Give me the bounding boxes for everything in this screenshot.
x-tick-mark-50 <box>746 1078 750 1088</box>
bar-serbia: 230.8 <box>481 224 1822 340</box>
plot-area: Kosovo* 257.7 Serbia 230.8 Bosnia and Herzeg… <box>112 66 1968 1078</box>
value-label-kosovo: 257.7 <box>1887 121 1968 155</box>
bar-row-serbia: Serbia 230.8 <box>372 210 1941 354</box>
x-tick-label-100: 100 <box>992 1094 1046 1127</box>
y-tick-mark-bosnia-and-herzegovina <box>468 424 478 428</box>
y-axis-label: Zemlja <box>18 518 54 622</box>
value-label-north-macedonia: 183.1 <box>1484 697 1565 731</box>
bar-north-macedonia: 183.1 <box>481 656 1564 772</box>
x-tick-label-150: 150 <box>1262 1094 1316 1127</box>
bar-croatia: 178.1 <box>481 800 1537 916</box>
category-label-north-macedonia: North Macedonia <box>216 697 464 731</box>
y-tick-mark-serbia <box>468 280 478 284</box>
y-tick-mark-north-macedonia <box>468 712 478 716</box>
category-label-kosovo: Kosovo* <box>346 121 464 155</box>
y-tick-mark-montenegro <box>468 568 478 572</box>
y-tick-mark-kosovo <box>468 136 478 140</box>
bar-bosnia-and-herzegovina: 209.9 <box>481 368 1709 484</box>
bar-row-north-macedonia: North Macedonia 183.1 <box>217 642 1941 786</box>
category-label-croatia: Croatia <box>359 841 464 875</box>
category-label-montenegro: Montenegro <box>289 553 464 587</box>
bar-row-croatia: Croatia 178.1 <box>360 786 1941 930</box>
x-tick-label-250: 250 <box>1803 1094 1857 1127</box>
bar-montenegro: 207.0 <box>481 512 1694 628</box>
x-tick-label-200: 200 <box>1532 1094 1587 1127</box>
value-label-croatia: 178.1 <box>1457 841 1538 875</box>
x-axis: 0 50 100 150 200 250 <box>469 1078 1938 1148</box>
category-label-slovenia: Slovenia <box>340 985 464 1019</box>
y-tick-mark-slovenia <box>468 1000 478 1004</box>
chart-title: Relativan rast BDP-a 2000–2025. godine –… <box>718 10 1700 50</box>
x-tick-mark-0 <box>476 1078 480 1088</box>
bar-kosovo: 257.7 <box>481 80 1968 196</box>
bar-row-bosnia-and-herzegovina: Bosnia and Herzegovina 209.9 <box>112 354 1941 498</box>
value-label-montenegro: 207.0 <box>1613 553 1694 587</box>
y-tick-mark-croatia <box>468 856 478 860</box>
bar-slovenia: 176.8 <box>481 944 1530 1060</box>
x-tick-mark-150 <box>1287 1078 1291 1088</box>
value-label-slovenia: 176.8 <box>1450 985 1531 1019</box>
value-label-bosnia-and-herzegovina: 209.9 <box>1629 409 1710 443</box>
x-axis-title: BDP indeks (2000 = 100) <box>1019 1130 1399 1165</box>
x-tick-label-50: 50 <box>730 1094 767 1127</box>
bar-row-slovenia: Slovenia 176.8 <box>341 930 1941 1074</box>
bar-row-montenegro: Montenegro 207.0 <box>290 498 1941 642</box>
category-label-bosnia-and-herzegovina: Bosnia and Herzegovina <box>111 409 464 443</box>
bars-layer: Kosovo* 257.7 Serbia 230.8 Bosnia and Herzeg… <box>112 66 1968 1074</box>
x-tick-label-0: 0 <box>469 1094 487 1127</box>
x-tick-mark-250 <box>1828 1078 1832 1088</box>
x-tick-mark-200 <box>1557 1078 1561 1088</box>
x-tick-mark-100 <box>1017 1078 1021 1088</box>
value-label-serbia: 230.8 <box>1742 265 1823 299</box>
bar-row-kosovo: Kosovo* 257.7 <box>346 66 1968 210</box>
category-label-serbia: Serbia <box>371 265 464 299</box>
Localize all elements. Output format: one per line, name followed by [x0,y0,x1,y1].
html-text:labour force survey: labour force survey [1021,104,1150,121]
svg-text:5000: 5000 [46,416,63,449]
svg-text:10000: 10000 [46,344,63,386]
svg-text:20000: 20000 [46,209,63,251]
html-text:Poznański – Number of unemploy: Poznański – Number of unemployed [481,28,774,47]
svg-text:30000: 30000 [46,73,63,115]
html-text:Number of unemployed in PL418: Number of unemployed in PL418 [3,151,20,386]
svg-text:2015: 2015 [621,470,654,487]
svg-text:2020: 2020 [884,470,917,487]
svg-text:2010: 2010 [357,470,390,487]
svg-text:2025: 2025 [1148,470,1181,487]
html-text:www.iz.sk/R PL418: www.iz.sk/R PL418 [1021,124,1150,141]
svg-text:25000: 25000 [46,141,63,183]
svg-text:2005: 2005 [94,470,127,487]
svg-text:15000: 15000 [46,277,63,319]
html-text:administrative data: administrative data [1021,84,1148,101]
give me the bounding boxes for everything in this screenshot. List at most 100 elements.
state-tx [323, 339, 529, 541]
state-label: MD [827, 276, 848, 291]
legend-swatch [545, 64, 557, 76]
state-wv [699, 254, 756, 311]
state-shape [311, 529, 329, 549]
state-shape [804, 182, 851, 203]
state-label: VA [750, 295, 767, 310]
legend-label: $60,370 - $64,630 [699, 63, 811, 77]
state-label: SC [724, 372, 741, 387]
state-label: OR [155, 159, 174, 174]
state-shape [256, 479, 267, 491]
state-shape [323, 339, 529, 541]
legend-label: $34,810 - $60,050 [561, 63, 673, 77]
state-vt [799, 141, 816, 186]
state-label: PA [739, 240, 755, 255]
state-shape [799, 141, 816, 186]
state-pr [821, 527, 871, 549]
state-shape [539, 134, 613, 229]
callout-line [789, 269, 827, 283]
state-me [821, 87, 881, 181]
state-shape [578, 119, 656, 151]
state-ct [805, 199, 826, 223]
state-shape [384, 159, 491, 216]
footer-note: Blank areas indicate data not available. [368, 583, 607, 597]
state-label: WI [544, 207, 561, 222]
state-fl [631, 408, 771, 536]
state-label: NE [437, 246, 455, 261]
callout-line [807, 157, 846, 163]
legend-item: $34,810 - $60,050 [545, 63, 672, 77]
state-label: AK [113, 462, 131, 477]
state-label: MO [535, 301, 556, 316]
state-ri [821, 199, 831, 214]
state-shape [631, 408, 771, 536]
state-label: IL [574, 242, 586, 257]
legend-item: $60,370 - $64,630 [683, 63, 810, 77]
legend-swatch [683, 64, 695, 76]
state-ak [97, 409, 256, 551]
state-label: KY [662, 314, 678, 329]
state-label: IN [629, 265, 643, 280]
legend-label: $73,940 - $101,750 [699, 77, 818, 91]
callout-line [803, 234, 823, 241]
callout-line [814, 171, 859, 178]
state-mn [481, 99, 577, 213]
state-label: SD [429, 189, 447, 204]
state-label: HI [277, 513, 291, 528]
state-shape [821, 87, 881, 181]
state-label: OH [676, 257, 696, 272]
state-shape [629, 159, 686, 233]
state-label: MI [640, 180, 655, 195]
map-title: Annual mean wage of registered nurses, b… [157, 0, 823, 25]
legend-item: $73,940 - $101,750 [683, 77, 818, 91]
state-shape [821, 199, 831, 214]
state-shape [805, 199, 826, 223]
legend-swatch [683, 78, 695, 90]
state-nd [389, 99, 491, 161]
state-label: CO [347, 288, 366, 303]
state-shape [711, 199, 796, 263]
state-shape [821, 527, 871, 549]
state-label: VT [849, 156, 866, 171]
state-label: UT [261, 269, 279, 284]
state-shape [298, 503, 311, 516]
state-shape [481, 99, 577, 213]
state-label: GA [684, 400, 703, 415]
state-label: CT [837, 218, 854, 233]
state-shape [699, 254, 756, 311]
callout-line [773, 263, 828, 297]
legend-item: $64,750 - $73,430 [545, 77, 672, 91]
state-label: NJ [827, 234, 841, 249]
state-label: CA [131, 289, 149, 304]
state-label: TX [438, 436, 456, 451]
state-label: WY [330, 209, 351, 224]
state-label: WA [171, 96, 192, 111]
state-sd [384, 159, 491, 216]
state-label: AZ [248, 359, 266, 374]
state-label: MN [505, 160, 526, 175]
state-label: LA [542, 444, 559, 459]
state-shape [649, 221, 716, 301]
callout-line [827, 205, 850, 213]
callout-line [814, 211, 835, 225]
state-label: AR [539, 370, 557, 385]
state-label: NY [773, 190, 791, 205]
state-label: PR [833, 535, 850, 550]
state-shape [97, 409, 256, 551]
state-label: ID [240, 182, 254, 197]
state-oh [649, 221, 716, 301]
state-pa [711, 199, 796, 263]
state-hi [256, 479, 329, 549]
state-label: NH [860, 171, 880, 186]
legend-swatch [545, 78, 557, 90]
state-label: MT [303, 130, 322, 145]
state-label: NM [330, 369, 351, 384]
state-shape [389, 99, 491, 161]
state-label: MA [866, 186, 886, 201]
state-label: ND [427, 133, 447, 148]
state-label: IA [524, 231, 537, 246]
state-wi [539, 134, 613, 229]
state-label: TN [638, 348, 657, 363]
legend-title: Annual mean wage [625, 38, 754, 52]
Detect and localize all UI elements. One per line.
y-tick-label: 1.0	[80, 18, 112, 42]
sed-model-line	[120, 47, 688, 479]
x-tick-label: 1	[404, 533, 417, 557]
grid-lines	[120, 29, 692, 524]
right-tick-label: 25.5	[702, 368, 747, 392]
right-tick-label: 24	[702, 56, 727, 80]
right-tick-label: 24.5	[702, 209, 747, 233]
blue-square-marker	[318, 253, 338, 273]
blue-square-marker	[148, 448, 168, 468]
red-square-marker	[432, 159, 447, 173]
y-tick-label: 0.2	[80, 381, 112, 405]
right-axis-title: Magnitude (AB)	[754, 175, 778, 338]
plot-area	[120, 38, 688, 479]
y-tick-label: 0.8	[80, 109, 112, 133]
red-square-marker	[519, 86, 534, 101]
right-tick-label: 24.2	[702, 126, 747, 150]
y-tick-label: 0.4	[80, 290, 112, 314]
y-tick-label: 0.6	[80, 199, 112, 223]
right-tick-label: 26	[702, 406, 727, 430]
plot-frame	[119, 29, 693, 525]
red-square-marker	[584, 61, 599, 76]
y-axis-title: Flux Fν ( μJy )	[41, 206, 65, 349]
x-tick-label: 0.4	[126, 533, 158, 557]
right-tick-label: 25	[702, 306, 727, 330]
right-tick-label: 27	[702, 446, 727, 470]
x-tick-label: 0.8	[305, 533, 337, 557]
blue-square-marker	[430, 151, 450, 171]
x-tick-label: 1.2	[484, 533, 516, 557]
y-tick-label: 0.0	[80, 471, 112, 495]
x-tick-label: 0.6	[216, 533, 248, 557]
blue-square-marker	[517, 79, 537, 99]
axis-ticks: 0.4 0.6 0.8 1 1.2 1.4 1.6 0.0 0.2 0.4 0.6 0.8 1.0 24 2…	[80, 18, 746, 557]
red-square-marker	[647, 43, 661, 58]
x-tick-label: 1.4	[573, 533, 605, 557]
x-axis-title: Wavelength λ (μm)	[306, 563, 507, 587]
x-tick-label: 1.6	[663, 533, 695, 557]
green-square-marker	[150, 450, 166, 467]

**Work to complete**: Reproduce the rows above without any change, from the very first line through the line containing "category-label-slovenia: Slovenia <box>340", with that line included.

**Exercise output**:
Give me the bounding boxes for everything in this screenshot.
x-tick-mark-50 <box>746 1078 750 1088</box>
bar-serbia: 230.8 <box>481 224 1822 340</box>
plot-area: Kosovo* 257.7 Serbia 230.8 Bosnia and Herzeg… <box>112 66 1968 1078</box>
value-label-kosovo: 257.7 <box>1887 121 1968 155</box>
bar-row-serbia: Serbia 230.8 <box>372 210 1941 354</box>
x-tick-label-100: 100 <box>992 1094 1046 1127</box>
y-tick-mark-bosnia-and-herzegovina <box>468 424 478 428</box>
y-axis-label: Zemlja <box>18 518 54 622</box>
value-label-north-macedonia: 183.1 <box>1484 697 1565 731</box>
bar-north-macedonia: 183.1 <box>481 656 1564 772</box>
x-tick-label-150: 150 <box>1262 1094 1316 1127</box>
bar-croatia: 178.1 <box>481 800 1537 916</box>
category-label-north-macedonia: North Macedonia <box>216 697 464 731</box>
y-tick-mark-serbia <box>468 280 478 284</box>
y-tick-mark-north-macedonia <box>468 712 478 716</box>
category-label-kosovo: Kosovo* <box>346 121 464 155</box>
y-tick-mark-montenegro <box>468 568 478 572</box>
y-tick-mark-kosovo <box>468 136 478 140</box>
bar-bosnia-and-herzegovina: 209.9 <box>481 368 1709 484</box>
bar-row-north-macedonia: North Macedonia 183.1 <box>217 642 1941 786</box>
category-label-croatia: Croatia <box>359 841 464 875</box>
category-label-montenegro: Montenegro <box>289 553 464 587</box>
bar-row-croatia: Croatia 178.1 <box>360 786 1941 930</box>
x-tick-label-250: 250 <box>1803 1094 1857 1127</box>
bar-montenegro: 207.0 <box>481 512 1694 628</box>
x-tick-label-200: 200 <box>1532 1094 1587 1127</box>
value-label-croatia: 178.1 <box>1457 841 1538 875</box>
x-axis: 0 50 100 150 200 250 <box>469 1078 1938 1148</box>
category-label-slovenia: Slovenia <box>340 985 464 1019</box>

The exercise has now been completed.